Stored items:
— BEGIN —

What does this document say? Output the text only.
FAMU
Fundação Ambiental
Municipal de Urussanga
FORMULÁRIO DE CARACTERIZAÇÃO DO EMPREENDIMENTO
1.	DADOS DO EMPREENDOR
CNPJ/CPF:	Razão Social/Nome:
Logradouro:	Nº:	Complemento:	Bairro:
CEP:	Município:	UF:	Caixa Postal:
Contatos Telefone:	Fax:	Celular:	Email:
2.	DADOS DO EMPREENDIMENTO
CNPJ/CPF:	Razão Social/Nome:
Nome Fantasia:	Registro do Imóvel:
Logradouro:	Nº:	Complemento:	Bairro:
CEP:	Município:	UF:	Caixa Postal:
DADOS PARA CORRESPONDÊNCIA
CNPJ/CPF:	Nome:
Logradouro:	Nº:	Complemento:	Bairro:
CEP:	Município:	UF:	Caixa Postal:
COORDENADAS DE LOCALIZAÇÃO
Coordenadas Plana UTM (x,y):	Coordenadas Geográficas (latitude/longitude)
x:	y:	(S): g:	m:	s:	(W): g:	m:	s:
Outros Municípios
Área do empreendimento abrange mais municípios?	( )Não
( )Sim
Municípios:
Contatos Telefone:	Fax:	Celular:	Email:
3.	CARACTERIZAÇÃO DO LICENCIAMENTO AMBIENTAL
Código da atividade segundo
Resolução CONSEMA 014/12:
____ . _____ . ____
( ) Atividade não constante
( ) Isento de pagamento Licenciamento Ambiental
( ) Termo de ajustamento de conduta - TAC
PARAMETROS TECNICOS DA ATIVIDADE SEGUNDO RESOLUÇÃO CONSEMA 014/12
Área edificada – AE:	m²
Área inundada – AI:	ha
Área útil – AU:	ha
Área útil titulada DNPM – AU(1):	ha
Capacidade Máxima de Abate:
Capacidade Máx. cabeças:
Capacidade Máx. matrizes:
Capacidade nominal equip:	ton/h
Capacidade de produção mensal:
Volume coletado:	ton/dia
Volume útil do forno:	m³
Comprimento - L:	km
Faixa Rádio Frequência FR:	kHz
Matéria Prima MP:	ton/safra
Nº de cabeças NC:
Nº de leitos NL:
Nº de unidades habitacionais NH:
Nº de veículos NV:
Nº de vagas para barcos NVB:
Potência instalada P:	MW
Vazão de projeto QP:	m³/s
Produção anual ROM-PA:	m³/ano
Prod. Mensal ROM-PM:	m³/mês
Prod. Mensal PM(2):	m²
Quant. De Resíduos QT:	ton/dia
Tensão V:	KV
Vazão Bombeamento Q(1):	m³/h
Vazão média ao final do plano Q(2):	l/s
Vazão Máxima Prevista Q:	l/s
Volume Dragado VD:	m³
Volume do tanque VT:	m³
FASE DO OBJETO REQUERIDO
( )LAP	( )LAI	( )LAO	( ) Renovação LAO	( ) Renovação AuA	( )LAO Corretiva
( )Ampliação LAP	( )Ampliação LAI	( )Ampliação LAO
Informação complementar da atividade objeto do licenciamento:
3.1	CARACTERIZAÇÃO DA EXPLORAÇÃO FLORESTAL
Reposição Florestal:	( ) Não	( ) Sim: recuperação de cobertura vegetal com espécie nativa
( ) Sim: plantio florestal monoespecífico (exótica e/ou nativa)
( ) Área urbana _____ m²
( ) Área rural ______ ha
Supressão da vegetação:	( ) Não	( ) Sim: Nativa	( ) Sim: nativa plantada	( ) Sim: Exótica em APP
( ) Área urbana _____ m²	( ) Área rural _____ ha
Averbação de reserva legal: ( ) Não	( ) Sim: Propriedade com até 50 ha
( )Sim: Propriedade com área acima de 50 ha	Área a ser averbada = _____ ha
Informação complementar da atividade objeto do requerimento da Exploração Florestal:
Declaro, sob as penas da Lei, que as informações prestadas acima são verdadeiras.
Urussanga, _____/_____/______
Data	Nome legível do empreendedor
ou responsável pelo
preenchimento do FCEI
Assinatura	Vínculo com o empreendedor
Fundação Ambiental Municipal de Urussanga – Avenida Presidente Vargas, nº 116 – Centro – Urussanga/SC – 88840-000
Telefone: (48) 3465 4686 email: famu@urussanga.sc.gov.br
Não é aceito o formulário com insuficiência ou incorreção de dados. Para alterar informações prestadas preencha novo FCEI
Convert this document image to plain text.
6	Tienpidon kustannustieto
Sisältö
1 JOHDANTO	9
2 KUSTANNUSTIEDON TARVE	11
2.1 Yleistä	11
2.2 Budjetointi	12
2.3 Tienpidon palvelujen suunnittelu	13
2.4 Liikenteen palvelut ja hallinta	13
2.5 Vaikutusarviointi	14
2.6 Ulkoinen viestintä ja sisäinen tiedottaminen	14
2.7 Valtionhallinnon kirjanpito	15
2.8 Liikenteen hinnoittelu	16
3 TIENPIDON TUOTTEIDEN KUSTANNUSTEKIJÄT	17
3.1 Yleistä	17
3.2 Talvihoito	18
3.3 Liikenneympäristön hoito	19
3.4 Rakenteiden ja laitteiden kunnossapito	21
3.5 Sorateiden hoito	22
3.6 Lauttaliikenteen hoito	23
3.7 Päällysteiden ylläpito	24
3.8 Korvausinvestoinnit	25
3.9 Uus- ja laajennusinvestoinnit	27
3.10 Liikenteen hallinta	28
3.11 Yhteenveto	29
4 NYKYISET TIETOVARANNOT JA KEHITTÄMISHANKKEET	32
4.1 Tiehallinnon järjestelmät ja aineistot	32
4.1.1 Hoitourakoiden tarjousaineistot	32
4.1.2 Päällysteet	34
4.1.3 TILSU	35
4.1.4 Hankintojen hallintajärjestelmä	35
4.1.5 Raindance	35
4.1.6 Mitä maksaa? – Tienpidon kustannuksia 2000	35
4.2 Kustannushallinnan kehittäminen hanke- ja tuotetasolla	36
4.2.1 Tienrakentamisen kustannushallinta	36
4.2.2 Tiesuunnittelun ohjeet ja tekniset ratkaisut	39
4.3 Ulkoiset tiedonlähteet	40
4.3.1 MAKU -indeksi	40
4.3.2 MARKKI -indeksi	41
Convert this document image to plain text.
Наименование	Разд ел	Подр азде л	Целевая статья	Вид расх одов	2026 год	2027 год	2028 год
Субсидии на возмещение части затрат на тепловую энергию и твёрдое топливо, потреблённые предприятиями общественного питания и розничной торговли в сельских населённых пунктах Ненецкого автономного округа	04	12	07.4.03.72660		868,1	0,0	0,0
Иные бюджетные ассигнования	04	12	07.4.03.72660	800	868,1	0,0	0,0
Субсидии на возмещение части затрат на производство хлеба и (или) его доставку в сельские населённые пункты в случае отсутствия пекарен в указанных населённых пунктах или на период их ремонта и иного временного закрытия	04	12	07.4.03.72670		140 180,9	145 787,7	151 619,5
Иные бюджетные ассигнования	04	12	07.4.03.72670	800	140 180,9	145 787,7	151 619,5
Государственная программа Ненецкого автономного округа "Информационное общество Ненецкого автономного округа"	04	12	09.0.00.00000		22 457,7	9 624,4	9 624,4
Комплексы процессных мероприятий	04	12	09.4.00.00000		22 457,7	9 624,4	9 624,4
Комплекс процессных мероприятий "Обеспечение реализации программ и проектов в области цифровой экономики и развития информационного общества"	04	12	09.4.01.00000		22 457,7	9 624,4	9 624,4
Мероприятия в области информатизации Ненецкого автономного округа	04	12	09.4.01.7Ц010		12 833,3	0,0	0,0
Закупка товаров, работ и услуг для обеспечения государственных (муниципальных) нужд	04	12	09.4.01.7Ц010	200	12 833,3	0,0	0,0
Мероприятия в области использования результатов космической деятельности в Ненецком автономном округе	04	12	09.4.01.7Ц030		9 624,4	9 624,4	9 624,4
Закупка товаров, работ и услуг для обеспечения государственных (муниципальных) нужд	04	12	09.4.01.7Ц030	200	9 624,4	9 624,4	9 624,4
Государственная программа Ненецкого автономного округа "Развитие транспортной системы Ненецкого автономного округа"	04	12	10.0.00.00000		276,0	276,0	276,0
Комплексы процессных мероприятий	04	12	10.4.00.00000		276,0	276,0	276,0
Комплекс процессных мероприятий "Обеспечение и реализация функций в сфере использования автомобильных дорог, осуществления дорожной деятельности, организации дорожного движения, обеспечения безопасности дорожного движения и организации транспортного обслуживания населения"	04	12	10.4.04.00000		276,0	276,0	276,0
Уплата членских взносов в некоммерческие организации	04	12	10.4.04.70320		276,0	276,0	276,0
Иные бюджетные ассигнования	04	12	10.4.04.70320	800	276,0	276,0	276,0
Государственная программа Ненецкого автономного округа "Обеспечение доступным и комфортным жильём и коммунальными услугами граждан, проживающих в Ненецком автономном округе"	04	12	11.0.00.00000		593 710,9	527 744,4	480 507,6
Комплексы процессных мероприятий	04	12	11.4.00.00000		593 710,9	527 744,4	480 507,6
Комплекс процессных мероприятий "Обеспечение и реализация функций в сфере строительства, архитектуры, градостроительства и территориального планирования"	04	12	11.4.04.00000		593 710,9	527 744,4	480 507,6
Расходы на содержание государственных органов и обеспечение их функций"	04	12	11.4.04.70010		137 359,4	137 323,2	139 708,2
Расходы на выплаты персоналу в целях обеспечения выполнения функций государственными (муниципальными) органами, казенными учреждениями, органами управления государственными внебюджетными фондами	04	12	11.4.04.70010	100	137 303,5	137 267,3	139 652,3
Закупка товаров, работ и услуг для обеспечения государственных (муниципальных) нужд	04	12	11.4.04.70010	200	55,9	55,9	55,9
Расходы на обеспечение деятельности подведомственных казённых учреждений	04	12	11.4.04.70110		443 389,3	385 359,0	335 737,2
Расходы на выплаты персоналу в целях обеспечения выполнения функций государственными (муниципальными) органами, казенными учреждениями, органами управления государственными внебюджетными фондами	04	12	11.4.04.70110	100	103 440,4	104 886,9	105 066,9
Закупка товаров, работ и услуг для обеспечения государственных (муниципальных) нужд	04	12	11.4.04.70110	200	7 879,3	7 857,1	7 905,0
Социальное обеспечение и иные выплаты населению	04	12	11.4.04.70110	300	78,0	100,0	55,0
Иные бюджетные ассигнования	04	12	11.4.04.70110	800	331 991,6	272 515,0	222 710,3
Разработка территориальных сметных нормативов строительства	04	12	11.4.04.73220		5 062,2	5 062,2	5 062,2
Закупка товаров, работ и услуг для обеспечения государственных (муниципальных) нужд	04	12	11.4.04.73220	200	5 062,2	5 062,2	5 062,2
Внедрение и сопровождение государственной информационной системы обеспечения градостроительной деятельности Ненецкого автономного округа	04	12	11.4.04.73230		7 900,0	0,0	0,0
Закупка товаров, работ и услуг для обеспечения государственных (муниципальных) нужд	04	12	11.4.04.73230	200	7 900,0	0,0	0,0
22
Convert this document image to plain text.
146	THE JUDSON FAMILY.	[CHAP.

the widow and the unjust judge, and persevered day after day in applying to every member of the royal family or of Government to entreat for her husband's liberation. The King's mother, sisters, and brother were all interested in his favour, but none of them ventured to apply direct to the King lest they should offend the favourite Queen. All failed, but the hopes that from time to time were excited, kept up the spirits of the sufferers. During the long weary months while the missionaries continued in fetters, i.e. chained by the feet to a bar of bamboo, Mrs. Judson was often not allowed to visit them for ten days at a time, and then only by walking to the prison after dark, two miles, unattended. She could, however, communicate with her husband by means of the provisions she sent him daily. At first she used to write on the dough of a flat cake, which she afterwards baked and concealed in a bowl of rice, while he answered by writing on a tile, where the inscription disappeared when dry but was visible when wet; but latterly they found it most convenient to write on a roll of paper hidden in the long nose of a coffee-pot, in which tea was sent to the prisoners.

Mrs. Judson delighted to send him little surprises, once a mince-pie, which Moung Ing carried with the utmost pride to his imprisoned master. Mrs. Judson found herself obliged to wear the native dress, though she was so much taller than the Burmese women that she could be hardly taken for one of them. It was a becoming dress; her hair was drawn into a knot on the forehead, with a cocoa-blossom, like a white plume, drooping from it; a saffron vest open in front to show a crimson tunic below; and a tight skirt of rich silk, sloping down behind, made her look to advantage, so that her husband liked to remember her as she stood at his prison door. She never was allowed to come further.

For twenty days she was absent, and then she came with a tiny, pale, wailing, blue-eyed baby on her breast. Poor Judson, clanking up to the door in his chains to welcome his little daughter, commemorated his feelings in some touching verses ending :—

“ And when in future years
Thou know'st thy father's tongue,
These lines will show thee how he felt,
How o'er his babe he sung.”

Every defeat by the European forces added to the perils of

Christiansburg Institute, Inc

— END —

All lines that include "acima" are to be gathered and copied.

**Correct response**
( )Sim: Propriedade com área acima de 50 ha	Área a ser averbada = _____ ha
Declaro, sob as penas da Lei, que as informações prestadas acima são verdadeiras.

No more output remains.